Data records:
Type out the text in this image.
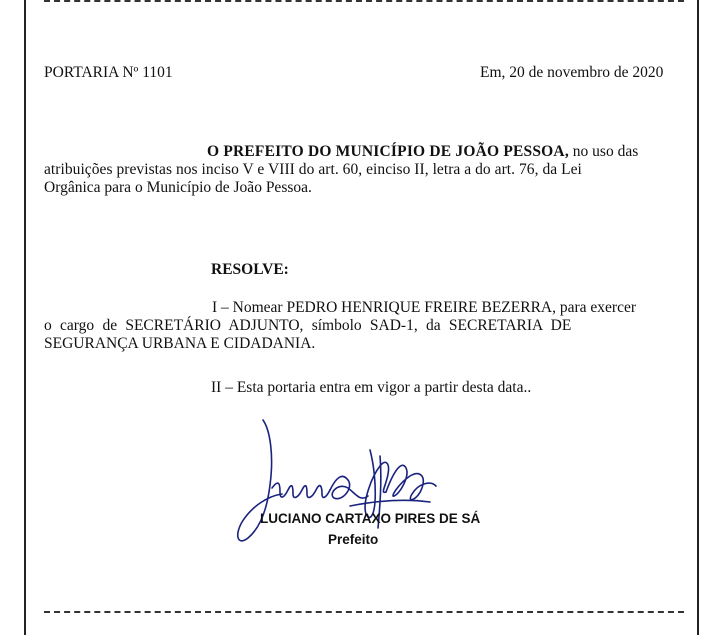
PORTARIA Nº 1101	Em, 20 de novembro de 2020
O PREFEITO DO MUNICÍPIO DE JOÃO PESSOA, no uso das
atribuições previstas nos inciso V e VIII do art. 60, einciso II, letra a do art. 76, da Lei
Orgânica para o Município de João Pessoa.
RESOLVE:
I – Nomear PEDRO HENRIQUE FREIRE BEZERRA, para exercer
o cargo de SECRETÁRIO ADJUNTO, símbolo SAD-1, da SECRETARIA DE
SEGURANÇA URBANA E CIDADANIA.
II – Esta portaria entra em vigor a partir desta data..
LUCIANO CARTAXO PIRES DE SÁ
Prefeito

Directions for this task: Copy out each record shown above without alteration, skipping any picture.

Output of the exercise:
Type out the text in this image.
PORTARIA Nº 1101	Em, 20 de novembro de 2020
O PREFEITO DO MUNICÍPIO DE JOÃO PESSOA, no uso das
atribuições previstas nos inciso V e VIII do art. 60, einciso II, letra a do art. 76, da Lei
Orgânica para o Município de João Pessoa.
RESOLVE:
I – Nomear PEDRO HENRIQUE FREIRE BEZERRA, para exercer
o cargo de SECRETÁRIO ADJUNTO, símbolo SAD-1, da SECRETARIA DE
SEGURANÇA URBANA E CIDADANIA.
II – Esta portaria entra em vigor a partir desta data..
LUCIANO CARTAXO PIRES DE SÁ
Prefeito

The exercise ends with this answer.